Machine learning–based models are most helpful when used at the bedside. To simplify the complexity of the OCT decision trees for the end user, our team previously created an interactive interface for prediction of outcomes after elective surgery, the Predictive Optimal Trees in Emergency Surgery Risk (POTTER), and trauma, the Trauma Outcome Predictor (TOP).18,19 Following a series of short questions, the algorithm displays a specific risk percentage. The sequence of questions mimics the structure of the OCTs. Ultimately, this technology could be further simplified by incorporating the algorithms into the electronic health record (EHR) so that answers to the algorithm’s questions can be seamlessly pulled from the EHR, allowing for a smooth integration into a physician’s workflow. As part of this study, we aim to develop a similar interactive application to facilitate access to our fairness-adjusted model in real time.
Machine learning can make health care more efficient, accurate, and comprehensive. However, exposing areas of improvement in this relatively new field requires close collaboration between physicians and ML engineers. A clinician should be able to offer proactive input during algorithm creation and training, and the engineers should be able to actively seek input from the clinician when faced with ambiguous data and results. Interpretable (non–black box) ML models allow stakeholders, including clinicians, to examine the ML logic and determine potential sources of bias. In addition, with the growing use of ML in health care, it’s now more important than ever to examine any algorithmic biases by comparing prediction accuracy across demographic groups. Clinicians and ML algorithm developers or engineers must collaborate to identify the origins of such algorithm bias and improve prediction models through better data collection and analyses.
Limitations
Our study has a few limitations. First, the predictive ability of OCTs is limited by the available data, and as with any big-data study, we are limited to the variables that exist in the Trauma Quality Improvement Program database. Additional factors such as the presence or absence of a social support network can play an important role in determining discharge disposition. Second, we only included Black and White patients who had penetrating injuries. We wanted this work to serve as a proof of concept for the use of ML models to alleviate racial disparities, and we chose this cohort as a specific starting one. The results might not be generalizable to other racial and ethnic groups. Third, we did not adjust for insurance status, which likely plays a role in discharge disposition.10,11 There is significant intersection between race and insurance status, and we felt that including insurance in our model at this early stage may introduce another source of bias into the data set and algorithms and that disparities in insurance are closely related to racial disparities. In future work of this kind, we will examine the role of insurance status similarly.
Conclusions
Interpretable ML methodologies are powerful tools to diagnose and remedy system-related bias in care, such as disparities in access to postinjury rehabilitation care. We developed an accurate, ML-based, fairness-adjusted model that can serve to alleviate racial disparities and identify barriers to discharge to postacute care. This work demonstrates the feasibility of such algorithms and can serve as a framework for decision-makers seeking equity.

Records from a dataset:
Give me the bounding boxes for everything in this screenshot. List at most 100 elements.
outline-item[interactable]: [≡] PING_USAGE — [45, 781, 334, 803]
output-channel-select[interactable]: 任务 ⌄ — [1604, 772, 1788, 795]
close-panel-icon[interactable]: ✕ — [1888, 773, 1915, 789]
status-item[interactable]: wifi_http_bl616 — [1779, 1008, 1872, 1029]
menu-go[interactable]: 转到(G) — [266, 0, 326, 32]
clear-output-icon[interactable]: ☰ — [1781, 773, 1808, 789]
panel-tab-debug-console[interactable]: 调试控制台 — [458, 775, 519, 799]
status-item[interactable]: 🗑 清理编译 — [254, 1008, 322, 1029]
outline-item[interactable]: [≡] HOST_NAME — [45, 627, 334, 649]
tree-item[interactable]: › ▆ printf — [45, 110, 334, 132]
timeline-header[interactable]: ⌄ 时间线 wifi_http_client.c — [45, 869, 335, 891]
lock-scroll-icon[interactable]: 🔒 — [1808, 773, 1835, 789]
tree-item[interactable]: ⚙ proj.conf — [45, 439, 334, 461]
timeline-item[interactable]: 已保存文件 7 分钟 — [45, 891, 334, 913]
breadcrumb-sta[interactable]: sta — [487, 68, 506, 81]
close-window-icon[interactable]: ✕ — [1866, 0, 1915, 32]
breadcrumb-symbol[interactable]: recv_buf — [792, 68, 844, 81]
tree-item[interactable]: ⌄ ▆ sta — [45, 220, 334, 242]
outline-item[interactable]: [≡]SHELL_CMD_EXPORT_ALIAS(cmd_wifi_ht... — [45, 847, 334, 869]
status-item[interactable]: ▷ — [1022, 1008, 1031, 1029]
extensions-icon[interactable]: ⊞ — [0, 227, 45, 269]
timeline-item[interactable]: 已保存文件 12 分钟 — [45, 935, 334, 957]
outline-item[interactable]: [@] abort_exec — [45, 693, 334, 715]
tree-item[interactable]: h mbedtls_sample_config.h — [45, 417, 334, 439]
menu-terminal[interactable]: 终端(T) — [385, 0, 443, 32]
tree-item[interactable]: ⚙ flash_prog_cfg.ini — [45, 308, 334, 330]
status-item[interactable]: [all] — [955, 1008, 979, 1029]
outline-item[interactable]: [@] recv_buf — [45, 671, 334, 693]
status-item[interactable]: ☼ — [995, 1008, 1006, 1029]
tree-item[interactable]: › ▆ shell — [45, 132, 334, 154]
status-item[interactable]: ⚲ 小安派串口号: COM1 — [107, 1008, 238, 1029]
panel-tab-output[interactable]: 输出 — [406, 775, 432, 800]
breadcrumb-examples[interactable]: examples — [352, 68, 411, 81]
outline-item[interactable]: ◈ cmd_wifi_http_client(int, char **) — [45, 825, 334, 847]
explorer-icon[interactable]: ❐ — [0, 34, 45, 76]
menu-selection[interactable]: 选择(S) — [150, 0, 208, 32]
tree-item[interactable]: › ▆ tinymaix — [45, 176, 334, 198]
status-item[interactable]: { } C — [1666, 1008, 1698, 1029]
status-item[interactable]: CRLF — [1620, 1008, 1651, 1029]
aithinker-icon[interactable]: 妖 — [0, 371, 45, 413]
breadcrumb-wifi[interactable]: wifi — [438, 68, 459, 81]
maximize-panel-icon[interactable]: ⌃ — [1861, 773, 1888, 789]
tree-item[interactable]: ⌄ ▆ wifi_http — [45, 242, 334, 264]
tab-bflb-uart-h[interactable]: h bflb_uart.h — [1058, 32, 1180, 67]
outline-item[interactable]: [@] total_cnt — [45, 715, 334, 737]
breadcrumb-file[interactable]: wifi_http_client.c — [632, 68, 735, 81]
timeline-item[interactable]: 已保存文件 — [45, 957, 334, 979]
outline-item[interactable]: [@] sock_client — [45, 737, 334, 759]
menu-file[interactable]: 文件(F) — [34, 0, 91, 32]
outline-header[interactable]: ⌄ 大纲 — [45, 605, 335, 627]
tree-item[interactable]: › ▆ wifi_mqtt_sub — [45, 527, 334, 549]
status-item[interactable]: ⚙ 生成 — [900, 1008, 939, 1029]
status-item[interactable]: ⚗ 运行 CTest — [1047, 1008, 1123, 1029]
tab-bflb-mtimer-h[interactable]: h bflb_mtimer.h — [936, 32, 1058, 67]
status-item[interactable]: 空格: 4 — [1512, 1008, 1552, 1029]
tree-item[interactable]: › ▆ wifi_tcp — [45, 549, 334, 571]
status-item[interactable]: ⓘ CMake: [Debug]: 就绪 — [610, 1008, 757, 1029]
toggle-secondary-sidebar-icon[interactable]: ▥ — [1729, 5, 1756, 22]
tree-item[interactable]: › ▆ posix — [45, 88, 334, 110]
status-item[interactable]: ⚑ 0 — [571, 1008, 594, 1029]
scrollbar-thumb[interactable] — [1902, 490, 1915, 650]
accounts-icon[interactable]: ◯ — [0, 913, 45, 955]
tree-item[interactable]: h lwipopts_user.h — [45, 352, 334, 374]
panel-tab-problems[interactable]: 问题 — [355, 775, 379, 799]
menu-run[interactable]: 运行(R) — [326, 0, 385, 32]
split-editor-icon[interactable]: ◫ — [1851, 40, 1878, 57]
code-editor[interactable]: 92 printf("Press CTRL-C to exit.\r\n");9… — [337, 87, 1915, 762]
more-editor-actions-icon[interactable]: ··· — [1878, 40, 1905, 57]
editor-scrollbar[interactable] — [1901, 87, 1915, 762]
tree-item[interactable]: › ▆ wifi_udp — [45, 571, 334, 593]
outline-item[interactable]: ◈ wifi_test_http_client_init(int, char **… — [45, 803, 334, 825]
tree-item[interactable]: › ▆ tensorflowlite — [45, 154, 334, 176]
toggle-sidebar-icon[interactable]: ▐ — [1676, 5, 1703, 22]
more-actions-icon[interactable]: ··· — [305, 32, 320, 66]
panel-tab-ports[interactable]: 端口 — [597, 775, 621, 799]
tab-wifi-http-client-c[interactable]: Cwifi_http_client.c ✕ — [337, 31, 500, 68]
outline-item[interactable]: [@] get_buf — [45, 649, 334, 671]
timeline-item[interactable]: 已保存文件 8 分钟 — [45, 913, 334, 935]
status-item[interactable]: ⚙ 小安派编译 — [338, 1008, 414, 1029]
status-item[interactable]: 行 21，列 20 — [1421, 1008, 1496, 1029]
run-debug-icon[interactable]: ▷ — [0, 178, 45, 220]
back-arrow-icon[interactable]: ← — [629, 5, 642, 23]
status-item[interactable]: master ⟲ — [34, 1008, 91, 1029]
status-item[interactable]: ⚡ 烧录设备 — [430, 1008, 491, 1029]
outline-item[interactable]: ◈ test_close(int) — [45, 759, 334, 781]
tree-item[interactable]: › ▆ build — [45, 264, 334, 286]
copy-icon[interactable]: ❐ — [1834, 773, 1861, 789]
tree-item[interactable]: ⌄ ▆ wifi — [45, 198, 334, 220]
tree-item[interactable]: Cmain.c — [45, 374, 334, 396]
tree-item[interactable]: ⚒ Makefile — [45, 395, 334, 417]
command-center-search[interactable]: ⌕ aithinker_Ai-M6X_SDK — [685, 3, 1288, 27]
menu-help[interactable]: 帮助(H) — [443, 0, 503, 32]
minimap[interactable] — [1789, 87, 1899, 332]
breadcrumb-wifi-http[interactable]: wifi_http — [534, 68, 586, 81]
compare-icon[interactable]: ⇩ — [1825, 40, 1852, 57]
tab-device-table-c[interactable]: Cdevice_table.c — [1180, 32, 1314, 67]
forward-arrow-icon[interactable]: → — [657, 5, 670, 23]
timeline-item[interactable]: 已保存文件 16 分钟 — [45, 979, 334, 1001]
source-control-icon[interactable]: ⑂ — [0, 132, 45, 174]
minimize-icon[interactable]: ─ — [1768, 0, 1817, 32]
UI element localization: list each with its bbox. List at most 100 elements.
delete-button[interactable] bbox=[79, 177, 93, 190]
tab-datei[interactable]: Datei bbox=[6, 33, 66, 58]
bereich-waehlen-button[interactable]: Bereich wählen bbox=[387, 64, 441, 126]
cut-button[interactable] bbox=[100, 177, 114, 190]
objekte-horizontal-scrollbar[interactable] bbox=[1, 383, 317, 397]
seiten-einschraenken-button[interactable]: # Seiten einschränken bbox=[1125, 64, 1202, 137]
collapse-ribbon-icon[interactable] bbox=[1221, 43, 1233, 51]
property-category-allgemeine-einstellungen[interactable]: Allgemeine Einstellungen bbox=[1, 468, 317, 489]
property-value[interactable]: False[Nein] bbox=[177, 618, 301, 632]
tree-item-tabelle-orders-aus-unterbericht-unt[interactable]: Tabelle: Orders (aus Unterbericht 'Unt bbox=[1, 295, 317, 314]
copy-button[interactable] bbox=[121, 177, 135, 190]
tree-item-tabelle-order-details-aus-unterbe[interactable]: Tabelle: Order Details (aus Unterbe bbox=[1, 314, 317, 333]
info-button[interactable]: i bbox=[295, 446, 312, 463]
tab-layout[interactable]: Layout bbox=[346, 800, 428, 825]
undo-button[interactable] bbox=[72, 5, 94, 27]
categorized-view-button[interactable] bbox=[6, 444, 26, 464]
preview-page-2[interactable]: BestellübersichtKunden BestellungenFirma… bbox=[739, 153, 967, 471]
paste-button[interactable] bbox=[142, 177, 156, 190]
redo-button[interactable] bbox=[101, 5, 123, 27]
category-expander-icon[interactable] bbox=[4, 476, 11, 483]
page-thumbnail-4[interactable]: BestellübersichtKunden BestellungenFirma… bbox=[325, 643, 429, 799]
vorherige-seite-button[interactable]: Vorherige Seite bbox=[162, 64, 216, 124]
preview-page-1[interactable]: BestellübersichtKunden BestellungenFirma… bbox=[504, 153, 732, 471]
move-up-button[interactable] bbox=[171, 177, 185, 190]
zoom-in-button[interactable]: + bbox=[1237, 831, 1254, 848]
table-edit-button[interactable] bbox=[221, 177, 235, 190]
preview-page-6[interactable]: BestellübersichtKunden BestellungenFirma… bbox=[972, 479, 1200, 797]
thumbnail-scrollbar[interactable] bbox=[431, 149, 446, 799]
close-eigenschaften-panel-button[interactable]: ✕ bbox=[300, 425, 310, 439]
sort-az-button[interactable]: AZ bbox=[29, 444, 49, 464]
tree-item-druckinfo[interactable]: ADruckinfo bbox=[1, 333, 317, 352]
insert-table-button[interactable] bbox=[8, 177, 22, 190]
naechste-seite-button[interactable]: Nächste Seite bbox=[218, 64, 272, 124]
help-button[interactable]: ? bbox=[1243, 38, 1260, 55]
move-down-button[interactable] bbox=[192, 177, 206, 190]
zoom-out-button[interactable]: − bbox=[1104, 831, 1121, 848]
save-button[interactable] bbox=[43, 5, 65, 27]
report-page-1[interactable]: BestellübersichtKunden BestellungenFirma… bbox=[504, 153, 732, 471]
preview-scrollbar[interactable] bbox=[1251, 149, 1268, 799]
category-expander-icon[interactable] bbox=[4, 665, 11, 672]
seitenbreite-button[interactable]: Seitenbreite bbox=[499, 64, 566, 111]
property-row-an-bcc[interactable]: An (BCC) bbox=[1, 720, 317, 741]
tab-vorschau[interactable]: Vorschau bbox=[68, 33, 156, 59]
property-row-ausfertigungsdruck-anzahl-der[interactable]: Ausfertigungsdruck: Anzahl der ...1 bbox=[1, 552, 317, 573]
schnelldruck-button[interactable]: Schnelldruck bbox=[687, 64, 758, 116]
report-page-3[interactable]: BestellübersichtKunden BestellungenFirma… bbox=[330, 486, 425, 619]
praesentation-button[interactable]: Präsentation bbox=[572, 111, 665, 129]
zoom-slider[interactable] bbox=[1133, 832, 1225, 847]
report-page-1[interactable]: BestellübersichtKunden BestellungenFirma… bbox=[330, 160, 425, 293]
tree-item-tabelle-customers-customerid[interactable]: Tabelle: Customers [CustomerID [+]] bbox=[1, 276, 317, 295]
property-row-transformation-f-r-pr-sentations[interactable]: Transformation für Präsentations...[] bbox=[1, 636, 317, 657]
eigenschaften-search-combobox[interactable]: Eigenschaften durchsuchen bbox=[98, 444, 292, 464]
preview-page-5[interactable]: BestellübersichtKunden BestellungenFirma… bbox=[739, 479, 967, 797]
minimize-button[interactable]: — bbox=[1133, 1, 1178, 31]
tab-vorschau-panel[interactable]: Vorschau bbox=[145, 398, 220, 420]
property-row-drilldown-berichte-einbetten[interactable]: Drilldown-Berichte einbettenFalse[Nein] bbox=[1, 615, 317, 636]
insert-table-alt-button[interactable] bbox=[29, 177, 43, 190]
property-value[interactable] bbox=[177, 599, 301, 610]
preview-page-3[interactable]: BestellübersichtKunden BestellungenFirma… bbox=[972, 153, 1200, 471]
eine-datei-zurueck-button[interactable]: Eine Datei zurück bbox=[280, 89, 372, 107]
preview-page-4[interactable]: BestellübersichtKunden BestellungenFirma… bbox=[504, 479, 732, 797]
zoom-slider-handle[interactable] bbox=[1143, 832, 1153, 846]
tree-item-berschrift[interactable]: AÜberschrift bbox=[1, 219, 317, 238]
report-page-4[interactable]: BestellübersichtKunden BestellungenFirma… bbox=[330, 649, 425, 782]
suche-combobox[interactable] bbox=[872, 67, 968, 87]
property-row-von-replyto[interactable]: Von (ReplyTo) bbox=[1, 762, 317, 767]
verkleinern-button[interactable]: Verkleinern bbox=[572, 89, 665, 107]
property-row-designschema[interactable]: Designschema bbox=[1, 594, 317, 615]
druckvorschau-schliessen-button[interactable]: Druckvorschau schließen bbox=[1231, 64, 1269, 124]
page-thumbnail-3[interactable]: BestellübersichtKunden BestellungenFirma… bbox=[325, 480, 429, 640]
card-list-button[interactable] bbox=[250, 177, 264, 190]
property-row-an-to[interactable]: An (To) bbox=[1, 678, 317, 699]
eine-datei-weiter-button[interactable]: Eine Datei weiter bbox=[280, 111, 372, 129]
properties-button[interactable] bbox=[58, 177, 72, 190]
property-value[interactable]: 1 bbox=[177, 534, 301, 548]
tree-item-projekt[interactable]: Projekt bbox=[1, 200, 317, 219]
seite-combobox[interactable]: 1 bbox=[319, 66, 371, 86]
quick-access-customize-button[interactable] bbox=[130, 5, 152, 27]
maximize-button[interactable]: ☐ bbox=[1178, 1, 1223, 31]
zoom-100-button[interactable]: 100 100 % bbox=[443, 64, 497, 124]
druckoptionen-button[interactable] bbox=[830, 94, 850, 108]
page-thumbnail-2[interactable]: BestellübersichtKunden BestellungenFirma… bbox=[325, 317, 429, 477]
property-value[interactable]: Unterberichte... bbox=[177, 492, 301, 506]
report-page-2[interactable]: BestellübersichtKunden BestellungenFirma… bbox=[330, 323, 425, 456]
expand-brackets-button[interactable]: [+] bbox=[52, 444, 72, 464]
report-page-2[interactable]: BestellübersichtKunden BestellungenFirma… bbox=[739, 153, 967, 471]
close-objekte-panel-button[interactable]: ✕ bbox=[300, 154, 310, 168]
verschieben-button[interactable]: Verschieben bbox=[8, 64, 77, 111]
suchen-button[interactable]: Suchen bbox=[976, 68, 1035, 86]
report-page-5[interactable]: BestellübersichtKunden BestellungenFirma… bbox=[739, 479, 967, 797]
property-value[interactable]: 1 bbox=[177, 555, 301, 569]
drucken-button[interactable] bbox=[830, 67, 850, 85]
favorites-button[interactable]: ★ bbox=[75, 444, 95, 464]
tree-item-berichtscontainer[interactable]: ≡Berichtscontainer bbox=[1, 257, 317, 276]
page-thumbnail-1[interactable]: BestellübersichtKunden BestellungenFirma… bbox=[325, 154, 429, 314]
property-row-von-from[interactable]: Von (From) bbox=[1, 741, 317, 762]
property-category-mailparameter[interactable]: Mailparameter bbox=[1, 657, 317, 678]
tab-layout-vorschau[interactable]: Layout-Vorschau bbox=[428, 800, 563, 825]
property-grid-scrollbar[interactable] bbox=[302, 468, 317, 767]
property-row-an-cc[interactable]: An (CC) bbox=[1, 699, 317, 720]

**EXERCISE TASKS:**
1. List the limitations that the excerpt on fairness-adjusted machine learning gives for its study, one line each.
2. Print the part of the excerpt on fairness-adjusted machine learning starting with "Conclusions" and going on through "decision-makers seeking equity.".
3. In the excerpt on fairness-adjusted machine learning, which database limits the variables available to the study?

**ANSWERS IN ORDER:**
1.
The predictive ability of the OCTs is limited by the available data, and the study is limited to the variables in the Trauma Quality Improvement Program database.
Only Black and White patients who had penetrating injuries were included.
The study did not adjust for insurance status.

2.
Conclusions
Interpretable ML methodologies are powerful tools to diagnose and remedy system-related bias in care, such as disparities in access to postinjury rehabilitation care. We developed an accurate, ML-based, fairness-adjusted model that can serve to alleviate racial disparities and identify barriers to discharge to postacute care. This work demonstrates the feasibility of such algorithms and can serve as a framework for decision-makers seeking equity.

3. The Trauma Quality Improvement Program database.